_Short task_
Every line of the material below must be repeated exactly.

_Data rows_
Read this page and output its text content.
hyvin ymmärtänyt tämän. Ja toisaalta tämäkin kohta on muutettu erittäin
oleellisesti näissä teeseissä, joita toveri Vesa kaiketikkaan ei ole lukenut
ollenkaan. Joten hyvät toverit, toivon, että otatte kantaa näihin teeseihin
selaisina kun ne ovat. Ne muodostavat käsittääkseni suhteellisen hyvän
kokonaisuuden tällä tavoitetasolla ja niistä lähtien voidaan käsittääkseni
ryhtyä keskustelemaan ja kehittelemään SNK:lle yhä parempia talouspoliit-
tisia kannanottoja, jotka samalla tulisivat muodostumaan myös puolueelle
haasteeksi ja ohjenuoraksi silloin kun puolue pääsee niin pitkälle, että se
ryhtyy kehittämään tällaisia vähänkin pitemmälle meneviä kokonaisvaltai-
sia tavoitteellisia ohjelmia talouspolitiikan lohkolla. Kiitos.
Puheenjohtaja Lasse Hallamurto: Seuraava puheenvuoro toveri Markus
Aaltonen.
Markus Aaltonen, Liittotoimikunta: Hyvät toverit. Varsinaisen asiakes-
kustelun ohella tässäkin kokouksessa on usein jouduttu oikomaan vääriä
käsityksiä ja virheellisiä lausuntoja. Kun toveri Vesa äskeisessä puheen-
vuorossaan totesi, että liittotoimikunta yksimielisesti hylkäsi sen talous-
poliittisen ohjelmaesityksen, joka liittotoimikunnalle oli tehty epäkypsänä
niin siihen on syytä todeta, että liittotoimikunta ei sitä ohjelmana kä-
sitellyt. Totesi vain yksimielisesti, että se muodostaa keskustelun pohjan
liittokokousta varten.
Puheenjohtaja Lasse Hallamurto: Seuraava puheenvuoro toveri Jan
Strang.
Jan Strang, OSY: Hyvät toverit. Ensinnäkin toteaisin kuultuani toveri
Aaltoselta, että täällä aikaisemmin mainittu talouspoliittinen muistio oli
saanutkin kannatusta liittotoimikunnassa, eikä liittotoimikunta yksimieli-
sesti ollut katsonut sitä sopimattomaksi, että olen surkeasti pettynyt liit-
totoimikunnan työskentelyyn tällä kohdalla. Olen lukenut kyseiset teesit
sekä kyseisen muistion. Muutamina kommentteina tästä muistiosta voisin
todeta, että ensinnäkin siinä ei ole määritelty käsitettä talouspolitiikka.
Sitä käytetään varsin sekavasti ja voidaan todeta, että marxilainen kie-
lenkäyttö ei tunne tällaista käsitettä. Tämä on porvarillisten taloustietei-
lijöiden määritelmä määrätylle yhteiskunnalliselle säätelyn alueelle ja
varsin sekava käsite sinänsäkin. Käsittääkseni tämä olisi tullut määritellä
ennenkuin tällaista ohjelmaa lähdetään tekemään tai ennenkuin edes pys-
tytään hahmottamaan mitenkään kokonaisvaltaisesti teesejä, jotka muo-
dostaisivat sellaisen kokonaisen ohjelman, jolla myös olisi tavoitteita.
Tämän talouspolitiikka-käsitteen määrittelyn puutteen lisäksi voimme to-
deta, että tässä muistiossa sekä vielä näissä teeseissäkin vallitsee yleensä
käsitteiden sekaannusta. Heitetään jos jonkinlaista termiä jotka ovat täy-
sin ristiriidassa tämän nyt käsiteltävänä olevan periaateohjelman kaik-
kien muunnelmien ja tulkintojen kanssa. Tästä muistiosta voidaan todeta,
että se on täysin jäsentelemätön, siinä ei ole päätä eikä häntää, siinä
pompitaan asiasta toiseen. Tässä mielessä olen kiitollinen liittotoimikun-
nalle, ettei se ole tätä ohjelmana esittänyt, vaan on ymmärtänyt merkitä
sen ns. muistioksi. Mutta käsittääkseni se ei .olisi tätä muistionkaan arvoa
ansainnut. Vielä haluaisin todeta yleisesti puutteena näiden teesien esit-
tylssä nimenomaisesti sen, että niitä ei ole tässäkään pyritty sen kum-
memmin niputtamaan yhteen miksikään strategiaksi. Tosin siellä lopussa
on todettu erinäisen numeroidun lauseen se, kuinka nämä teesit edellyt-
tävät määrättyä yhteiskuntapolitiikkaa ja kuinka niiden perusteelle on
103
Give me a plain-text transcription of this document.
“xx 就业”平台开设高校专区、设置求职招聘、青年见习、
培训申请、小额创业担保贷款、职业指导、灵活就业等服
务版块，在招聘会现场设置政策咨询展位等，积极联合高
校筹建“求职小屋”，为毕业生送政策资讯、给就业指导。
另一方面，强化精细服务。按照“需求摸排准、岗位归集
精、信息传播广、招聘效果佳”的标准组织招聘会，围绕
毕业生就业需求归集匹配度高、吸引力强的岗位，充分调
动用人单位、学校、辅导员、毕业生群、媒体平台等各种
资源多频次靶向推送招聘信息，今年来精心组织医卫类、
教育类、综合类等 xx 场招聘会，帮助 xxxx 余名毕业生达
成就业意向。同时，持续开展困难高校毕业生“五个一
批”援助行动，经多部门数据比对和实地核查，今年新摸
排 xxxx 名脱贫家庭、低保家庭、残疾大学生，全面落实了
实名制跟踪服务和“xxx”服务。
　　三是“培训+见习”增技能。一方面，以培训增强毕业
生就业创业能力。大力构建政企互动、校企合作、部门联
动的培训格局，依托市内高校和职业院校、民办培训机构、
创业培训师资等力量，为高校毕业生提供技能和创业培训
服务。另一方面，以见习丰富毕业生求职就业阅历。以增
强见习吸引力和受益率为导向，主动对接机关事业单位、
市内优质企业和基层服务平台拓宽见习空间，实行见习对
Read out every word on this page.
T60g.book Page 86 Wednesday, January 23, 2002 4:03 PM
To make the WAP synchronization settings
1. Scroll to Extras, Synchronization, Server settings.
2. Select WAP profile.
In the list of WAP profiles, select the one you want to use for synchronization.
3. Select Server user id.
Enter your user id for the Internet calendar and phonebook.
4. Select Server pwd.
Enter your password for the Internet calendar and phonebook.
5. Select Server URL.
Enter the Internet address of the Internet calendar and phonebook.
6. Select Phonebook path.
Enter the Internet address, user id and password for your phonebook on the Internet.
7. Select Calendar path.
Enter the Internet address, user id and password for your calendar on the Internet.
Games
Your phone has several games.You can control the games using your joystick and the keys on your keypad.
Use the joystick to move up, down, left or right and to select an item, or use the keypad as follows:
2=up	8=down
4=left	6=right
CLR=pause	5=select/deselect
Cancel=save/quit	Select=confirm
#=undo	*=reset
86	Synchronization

_Worked solution_
Read this page and output its text content.
hyvin ymmärtänyt tämän. Ja toisaalta tämäkin kohta on muutettu erittäin
oleellisesti näissä teeseissä, joita toveri Vesa kaiketikkaan ei ole lukenut
ollenkaan. Joten hyvät toverit, toivon, että otatte kantaa näihin teeseihin
selaisina kun ne ovat. Ne muodostavat käsittääkseni suhteellisen hyvän
kokonaisuuden tällä tavoitetasolla ja niistä lähtien voidaan käsittääkseni
ryhtyä keskustelemaan ja kehittelemään SNK:lle yhä parempia talouspoliit-
tisia kannanottoja, jotka samalla tulisivat muodostumaan myös puolueelle
haasteeksi ja ohjenuoraksi silloin kun puolue pääsee niin pitkälle, että se
ryhtyy kehittämään tällaisia vähänkin pitemmälle meneviä kokonaisvaltai-
sia tavoitteellisia ohjelmia talouspolitiikan lohkolla. Kiitos.
Puheenjohtaja Lasse Hallamurto: Seuraava puheenvuoro toveri Markus
Aaltonen.
Markus Aaltonen, Liittotoimikunta: Hyvät toverit. Varsinaisen asiakes-
kustelun ohella tässäkin kokouksessa on usein jouduttu oikomaan vääriä
käsityksiä ja virheellisiä lausuntoja. Kun toveri Vesa äskeisessä puheen-
vuorossaan totesi, että liittotoimikunta yksimielisesti hylkäsi sen talous-
poliittisen ohjelmaesityksen, joka liittotoimikunnalle oli tehty epäkypsänä
niin siihen on syytä todeta, että liittotoimikunta ei sitä ohjelmana kä-
sitellyt. Totesi vain yksimielisesti, että se muodostaa keskustelun pohjan
liittokokousta varten.
Puheenjohtaja Lasse Hallamurto: Seuraava puheenvuoro toveri Jan
Strang.
Jan Strang, OSY: Hyvät toverit. Ensinnäkin toteaisin kuultuani toveri
Aaltoselta, että täällä aikaisemmin mainittu talouspoliittinen muistio oli
saanutkin kannatusta liittotoimikunnassa, eikä liittotoimikunta yksimieli-
sesti ollut katsonut sitä sopimattomaksi, että olen surkeasti pettynyt liit-
totoimikunnan työskentelyyn tällä kohdalla. Olen lukenut kyseiset teesit
sekä kyseisen muistion. Muutamina kommentteina tästä muistiosta voisin
todeta, että ensinnäkin siinä ei ole määritelty käsitettä talouspolitiikka.
Sitä käytetään varsin sekavasti ja voidaan todeta, että marxilainen kie-
lenkäyttö ei tunne tällaista käsitettä. Tämä on porvarillisten taloustietei-
lijöiden määritelmä määrätylle yhteiskunnalliselle säätelyn alueelle ja
varsin sekava käsite sinänsäkin. Käsittääkseni tämä olisi tullut määritellä
ennenkuin tällaista ohjelmaa lähdetään tekemään tai ennenkuin edes pys-
tytään hahmottamaan mitenkään kokonaisvaltaisesti teesejä, jotka muo-
dostaisivat sellaisen kokonaisen ohjelman, jolla myös olisi tavoitteita.
Tämän talouspolitiikka-käsitteen määrittelyn puutteen lisäksi voimme to-
deta, että tässä muistiossa sekä vielä näissä teeseissäkin vallitsee yleensä
käsitteiden sekaannusta. Heitetään jos jonkinlaista termiä jotka ovat täy-
sin ristiriidassa tämän nyt käsiteltävänä olevan periaateohjelman kaik-
kien muunnelmien ja tulkintojen kanssa. Tästä muistiosta voidaan todeta,
että se on täysin jäsentelemätön, siinä ei ole päätä eikä häntää, siinä
pompitaan asiasta toiseen. Tässä mielessä olen kiitollinen liittotoimikun-
nalle, ettei se ole tätä ohjelmana esittänyt, vaan on ymmärtänyt merkitä
sen ns. muistioksi. Mutta käsittääkseni se ei .olisi tätä muistionkaan arvoa
ansainnut. Vielä haluaisin todeta yleisesti puutteena näiden teesien esit-
tylssä nimenomaisesti sen, että niitä ei ole tässäkään pyritty sen kum-
memmin niputtamaan yhteen miksikään strategiaksi. Tosin siellä lopussa
on todettu erinäisen numeroidun lauseen se, kuinka nämä teesit edellyt-
tävät määrättyä yhteiskuntapolitiikkaa ja kuinka niiden perusteelle on
103
Give me a plain-text transcription of this document.
“xx 就业”平台开设高校专区、设置求职招聘、青年见习、
培训申请、小额创业担保贷款、职业指导、灵活就业等服
务版块，在招聘会现场设置政策咨询展位等，积极联合高
校筹建“求职小屋”，为毕业生送政策资讯、给就业指导。
另一方面，强化精细服务。按照“需求摸排准、岗位归集
精、信息传播广、招聘效果佳”的标准组织招聘会，围绕
毕业生就业需求归集匹配度高、吸引力强的岗位，充分调
动用人单位、学校、辅导员、毕业生群、媒体平台等各种
资源多频次靶向推送招聘信息，今年来精心组织医卫类、
教育类、综合类等 xx 场招聘会，帮助 xxxx 余名毕业生达
成就业意向。同时，持续开展困难高校毕业生“五个一
批”援助行动，经多部门数据比对和实地核查，今年新摸
排 xxxx 名脱贫家庭、低保家庭、残疾大学生，全面落实了
实名制跟踪服务和“xxx”服务。
　　三是“培训+见习”增技能。一方面，以培训增强毕业
生就业创业能力。大力构建政企互动、校企合作、部门联
动的培训格局，依托市内高校和职业院校、民办培训机构、
创业培训师资等力量，为高校毕业生提供技能和创业培训
服务。另一方面，以见习丰富毕业生求职就业阅历。以增
强见习吸引力和受益率为导向，主动对接机关事业单位、
市内优质企业和基层服务平台拓宽见习空间，实行见习对
Read out every word on this page.
T60g.book Page 86 Wednesday, January 23, 2002 4:03 PM
To make the WAP synchronization settings
1. Scroll to Extras, Synchronization, Server settings.
2. Select WAP profile.
In the list of WAP profiles, select the one you want to use for synchronization.
3. Select Server user id.
Enter your user id for the Internet calendar and phonebook.
4. Select Server pwd.
Enter your password for the Internet calendar and phonebook.
5. Select Server URL.
Enter the Internet address of the Internet calendar and phonebook.
6. Select Phonebook path.
Enter the Internet address, user id and password for your phonebook on the Internet.
7. Select Calendar path.
Enter the Internet address, user id and password for your calendar on the Internet.
Games
Your phone has several games.You can control the games using your joystick and the keys on your keypad.
Use the joystick to move up, down, left or right and to select an item, or use the keypad as follows:
2=up	8=down
4=left	6=right
CLR=pause	5=select/deselect
Cancel=save/quit	Select=confirm
#=undo	*=reset
86	Synchronization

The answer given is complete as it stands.